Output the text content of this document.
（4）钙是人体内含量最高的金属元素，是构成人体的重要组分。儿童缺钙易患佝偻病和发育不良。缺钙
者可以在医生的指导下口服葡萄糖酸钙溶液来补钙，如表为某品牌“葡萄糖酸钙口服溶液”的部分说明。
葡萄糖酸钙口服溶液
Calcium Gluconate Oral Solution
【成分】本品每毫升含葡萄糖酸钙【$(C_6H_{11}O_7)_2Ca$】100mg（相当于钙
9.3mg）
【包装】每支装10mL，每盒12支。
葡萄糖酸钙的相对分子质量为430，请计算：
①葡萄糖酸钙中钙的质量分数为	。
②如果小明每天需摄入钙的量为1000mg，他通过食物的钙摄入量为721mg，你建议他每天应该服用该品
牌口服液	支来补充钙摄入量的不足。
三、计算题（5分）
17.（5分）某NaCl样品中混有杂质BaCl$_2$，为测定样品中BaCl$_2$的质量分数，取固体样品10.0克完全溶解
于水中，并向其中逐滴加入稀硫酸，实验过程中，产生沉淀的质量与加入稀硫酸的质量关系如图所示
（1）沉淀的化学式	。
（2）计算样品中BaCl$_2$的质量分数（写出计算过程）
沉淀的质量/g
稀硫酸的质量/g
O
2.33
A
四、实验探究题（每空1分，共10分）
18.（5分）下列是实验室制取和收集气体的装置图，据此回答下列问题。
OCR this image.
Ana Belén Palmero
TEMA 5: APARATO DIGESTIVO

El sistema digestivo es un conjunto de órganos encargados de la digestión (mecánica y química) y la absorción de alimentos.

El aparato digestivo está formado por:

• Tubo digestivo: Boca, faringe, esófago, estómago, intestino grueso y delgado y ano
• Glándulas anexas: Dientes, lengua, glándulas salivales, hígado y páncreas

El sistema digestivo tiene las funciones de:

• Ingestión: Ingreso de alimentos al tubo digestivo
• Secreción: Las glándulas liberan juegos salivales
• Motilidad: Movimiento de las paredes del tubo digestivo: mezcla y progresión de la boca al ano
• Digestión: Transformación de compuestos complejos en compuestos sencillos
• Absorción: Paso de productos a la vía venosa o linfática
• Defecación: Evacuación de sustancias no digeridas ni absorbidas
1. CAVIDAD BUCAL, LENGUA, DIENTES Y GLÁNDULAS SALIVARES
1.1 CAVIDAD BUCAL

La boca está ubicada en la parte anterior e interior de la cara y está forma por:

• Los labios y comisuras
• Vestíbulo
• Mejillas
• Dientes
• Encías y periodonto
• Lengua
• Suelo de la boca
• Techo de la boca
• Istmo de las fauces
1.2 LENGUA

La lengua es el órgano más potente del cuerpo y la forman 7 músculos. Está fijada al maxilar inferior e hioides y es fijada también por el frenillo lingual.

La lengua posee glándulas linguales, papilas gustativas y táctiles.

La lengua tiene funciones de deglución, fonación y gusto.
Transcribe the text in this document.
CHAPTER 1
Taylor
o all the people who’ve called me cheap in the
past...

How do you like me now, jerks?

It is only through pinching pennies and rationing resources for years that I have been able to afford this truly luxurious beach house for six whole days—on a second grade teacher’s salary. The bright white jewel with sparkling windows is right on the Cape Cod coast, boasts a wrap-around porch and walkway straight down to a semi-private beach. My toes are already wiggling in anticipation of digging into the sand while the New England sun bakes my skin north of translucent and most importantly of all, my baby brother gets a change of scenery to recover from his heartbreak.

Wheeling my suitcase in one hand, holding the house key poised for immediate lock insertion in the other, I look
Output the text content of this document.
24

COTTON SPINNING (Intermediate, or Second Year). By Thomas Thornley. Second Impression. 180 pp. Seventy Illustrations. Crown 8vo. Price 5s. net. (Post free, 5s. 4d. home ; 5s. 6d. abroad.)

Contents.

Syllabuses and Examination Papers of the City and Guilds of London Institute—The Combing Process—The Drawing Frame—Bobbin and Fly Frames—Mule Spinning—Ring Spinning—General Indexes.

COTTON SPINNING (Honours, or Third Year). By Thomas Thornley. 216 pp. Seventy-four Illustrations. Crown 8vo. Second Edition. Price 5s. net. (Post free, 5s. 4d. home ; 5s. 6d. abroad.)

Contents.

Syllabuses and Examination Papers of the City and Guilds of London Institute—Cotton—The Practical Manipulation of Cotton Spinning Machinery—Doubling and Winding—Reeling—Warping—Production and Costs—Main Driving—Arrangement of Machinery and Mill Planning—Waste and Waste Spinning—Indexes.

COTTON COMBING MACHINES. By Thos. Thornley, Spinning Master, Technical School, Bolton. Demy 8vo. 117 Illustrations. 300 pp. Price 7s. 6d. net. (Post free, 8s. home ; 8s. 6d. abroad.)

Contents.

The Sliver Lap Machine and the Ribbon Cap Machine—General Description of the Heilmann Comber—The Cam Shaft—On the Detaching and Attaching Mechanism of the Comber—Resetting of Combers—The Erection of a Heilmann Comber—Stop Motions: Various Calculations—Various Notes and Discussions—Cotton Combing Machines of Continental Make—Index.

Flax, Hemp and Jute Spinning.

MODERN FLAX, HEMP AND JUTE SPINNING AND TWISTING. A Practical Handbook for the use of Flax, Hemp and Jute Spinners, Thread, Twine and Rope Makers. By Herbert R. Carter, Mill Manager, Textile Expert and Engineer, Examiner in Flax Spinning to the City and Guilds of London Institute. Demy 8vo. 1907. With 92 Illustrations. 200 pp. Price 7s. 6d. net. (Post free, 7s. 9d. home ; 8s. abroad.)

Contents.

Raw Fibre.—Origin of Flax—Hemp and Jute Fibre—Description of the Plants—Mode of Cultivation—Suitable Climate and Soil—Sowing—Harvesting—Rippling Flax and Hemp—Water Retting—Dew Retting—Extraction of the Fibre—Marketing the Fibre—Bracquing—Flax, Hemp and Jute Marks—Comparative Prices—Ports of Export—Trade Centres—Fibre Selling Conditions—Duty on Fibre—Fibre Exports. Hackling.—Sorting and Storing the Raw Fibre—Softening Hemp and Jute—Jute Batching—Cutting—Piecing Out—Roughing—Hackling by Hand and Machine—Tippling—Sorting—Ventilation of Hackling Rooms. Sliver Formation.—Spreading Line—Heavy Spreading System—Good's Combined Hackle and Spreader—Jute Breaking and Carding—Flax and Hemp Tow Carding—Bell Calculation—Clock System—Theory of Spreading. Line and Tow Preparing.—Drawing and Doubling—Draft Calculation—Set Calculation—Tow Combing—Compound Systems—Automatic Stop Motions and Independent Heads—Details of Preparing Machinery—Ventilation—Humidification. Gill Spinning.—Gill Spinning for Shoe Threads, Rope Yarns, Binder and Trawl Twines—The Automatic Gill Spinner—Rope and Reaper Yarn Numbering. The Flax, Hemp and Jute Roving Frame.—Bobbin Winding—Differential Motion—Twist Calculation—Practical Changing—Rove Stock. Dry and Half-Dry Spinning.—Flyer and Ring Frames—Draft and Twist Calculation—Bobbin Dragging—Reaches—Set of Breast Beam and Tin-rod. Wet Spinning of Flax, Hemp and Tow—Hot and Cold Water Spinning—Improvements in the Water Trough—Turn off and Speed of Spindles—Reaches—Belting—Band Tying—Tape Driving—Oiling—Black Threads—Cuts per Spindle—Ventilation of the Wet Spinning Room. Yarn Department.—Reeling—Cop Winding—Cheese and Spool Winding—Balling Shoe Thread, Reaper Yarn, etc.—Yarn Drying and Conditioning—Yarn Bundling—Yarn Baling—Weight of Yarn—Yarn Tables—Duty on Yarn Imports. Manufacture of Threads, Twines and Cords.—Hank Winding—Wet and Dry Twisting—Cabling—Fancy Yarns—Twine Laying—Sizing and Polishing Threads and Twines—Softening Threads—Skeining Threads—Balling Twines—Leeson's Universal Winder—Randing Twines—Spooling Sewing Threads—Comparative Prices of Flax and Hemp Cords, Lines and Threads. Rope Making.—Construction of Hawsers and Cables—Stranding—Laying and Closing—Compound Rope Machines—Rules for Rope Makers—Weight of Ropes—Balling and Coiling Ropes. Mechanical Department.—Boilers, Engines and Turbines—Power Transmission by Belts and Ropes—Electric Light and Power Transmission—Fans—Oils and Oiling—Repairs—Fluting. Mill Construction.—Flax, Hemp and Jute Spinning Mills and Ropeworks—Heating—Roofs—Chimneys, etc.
-------------------------
Scan the material above for the word "tiene". Copy each line where it occurs.

§ **SOLUTION TO THIS TASK**:
El sistema digestivo tiene las funciones de:
La lengua tiene funciones de deglución, fonación y gusto.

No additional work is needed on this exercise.